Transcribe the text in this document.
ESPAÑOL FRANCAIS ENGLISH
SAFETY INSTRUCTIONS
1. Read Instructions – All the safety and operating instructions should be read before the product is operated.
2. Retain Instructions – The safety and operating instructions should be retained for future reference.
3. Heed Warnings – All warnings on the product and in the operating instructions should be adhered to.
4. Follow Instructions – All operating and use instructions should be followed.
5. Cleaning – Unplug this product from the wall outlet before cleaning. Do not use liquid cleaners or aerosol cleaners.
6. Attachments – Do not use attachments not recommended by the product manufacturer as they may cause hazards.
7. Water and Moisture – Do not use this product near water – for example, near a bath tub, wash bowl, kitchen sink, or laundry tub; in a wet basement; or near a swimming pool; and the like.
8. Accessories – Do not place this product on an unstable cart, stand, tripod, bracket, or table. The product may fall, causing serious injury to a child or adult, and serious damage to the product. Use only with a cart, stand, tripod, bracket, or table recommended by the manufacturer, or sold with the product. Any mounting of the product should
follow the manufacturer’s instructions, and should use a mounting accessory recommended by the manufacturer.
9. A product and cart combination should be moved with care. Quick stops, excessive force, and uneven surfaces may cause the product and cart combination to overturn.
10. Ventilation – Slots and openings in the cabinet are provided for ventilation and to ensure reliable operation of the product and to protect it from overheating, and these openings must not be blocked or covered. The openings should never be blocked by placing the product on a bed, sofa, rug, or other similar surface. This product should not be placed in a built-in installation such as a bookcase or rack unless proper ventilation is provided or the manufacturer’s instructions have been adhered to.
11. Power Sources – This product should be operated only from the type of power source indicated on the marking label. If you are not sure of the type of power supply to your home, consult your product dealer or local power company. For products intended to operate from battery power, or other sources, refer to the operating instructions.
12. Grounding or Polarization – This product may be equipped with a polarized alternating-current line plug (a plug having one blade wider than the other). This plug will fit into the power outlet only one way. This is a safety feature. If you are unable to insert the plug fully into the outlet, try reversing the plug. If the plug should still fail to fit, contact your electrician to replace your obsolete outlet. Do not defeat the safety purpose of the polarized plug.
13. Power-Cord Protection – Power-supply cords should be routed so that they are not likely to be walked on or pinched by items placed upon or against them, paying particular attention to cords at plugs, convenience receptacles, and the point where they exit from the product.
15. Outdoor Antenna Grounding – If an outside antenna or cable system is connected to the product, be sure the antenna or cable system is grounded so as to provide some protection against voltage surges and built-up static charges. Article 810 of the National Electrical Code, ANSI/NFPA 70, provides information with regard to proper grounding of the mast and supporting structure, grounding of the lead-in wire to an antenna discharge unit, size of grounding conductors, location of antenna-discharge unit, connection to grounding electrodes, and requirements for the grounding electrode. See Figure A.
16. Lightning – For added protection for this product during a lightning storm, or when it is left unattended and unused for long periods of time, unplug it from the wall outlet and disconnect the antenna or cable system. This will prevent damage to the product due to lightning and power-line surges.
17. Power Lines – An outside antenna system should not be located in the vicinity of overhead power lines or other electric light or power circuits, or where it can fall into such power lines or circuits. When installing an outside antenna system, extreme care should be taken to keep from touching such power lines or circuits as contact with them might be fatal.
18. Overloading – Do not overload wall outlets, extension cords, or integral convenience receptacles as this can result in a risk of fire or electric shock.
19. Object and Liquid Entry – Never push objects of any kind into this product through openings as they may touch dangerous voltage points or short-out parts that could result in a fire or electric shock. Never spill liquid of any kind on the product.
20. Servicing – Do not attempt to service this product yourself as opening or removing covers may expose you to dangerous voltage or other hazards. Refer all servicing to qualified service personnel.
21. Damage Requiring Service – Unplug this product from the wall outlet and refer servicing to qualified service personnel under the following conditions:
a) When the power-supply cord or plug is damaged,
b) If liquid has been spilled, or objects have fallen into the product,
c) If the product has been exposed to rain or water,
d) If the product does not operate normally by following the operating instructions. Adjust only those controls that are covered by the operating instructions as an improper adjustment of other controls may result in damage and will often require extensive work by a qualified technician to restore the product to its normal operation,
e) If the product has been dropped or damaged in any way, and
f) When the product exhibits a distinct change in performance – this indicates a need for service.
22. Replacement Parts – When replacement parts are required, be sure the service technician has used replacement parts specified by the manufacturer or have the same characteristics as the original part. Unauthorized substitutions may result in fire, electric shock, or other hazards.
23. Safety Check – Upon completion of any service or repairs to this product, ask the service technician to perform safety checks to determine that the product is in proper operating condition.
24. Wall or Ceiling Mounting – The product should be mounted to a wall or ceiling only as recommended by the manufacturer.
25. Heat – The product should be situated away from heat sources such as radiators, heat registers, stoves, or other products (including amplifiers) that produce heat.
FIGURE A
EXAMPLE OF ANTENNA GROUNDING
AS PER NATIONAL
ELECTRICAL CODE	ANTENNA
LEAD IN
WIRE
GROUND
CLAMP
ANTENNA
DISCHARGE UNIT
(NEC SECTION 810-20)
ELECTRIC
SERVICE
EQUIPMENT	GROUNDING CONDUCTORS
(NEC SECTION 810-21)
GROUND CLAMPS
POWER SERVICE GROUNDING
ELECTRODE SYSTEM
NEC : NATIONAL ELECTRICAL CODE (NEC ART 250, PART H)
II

★ ★ ★ ★ ★

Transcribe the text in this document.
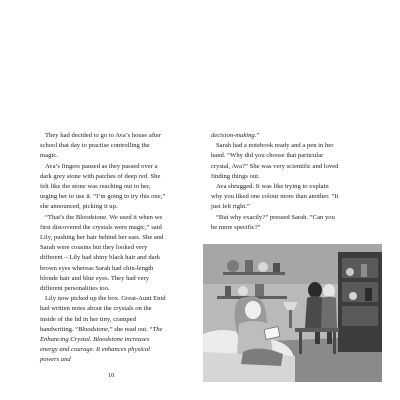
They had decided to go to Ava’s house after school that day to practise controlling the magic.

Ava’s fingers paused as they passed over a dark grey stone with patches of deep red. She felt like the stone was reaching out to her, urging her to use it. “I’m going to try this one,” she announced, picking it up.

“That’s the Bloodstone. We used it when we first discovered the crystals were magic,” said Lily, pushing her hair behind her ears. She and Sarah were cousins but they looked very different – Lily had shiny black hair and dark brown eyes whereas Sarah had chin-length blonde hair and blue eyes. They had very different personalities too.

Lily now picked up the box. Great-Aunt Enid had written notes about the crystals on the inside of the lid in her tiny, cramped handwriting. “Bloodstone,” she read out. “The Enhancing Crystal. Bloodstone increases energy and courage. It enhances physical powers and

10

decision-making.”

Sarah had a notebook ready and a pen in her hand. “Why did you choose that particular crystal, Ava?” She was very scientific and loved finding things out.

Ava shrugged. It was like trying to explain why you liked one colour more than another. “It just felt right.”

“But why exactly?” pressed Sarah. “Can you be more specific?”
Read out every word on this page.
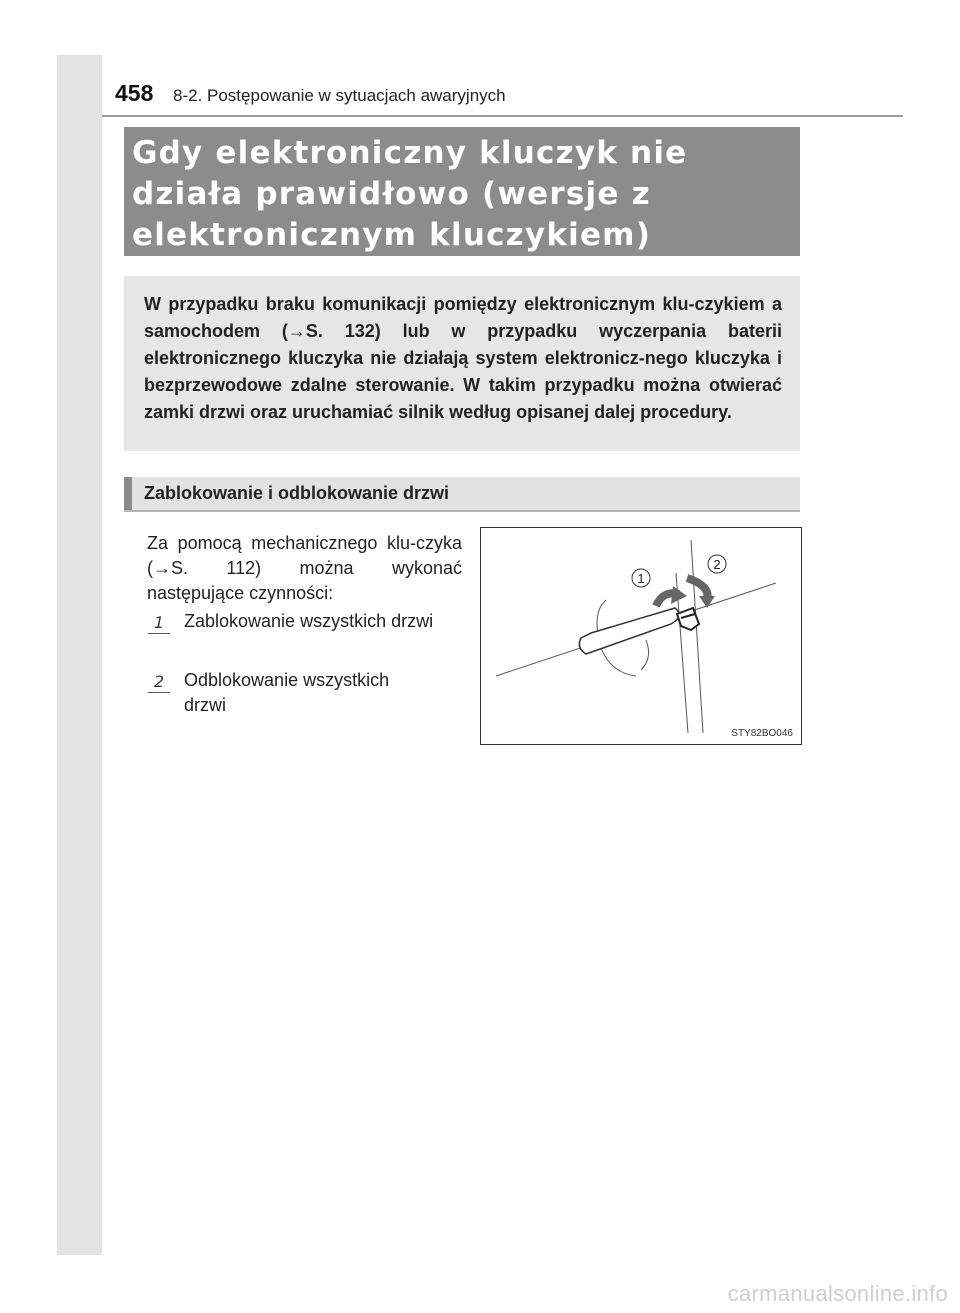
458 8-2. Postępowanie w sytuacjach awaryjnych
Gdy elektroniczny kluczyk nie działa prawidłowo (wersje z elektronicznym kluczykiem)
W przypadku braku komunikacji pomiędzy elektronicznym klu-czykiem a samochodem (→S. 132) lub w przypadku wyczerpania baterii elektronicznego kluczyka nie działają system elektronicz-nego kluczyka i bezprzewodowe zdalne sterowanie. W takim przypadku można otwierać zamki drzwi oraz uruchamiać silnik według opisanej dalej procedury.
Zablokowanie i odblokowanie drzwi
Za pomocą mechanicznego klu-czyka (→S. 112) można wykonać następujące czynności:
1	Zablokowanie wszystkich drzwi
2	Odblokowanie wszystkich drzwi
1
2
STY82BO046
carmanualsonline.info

★ ★ ★ ★ ★

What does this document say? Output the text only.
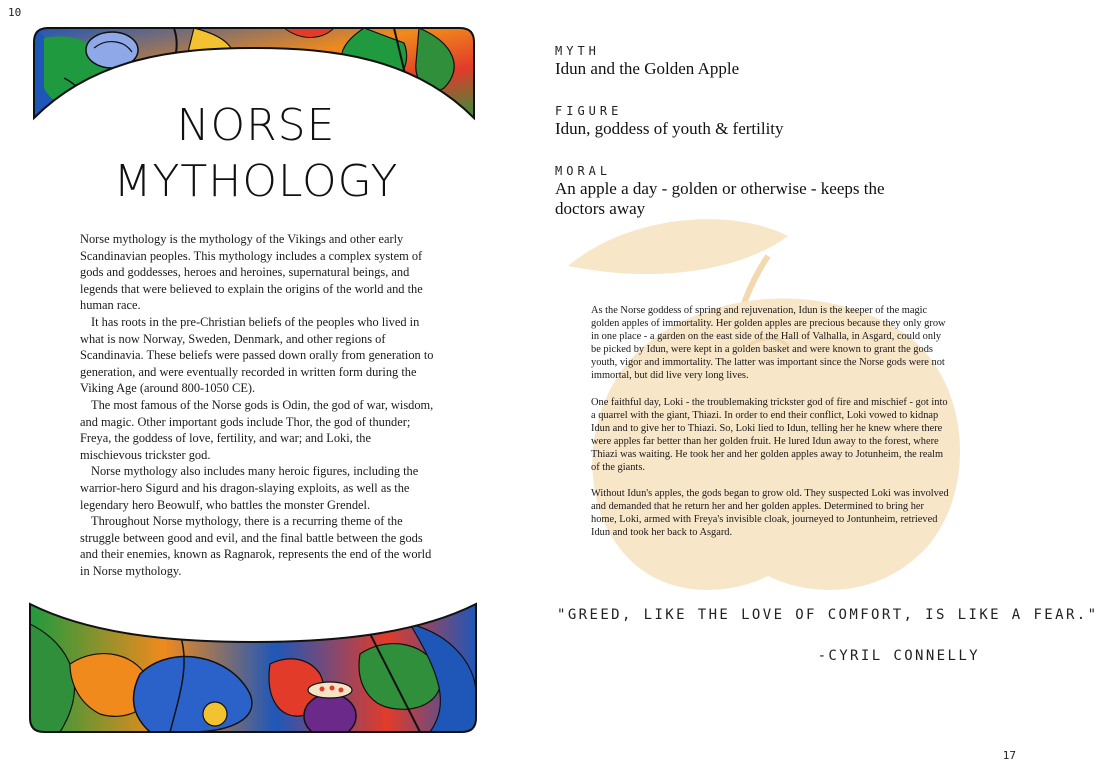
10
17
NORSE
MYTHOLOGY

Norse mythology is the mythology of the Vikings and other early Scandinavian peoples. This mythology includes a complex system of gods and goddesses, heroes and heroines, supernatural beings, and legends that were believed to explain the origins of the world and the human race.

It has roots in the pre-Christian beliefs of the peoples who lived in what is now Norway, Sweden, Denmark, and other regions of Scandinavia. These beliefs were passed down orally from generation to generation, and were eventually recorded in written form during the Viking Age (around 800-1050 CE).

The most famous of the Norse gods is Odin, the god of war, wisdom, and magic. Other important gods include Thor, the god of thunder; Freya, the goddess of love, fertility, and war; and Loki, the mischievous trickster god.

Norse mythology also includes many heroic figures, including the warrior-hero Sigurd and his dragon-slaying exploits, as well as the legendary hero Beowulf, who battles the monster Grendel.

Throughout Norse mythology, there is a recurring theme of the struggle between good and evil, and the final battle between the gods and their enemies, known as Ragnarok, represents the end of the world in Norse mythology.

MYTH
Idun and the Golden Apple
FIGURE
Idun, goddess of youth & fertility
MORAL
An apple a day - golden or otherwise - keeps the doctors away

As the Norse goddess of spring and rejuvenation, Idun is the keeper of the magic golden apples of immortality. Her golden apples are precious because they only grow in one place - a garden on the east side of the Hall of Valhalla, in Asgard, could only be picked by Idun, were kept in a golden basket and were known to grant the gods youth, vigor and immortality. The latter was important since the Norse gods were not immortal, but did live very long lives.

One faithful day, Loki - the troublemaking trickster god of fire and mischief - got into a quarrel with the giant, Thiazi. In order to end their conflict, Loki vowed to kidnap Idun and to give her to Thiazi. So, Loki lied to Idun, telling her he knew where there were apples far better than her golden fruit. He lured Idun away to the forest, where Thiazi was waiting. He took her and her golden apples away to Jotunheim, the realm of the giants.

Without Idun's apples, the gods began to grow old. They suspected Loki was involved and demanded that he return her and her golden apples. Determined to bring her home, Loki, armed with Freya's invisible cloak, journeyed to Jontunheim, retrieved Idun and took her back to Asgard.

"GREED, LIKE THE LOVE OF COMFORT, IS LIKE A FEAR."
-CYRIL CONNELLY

★ ★ ★ ★ ★

- _JOB_
Of the lines above, how many contain the word "before"? Provide the number and nothing else.

- _PROBLEM SOLUTION_
2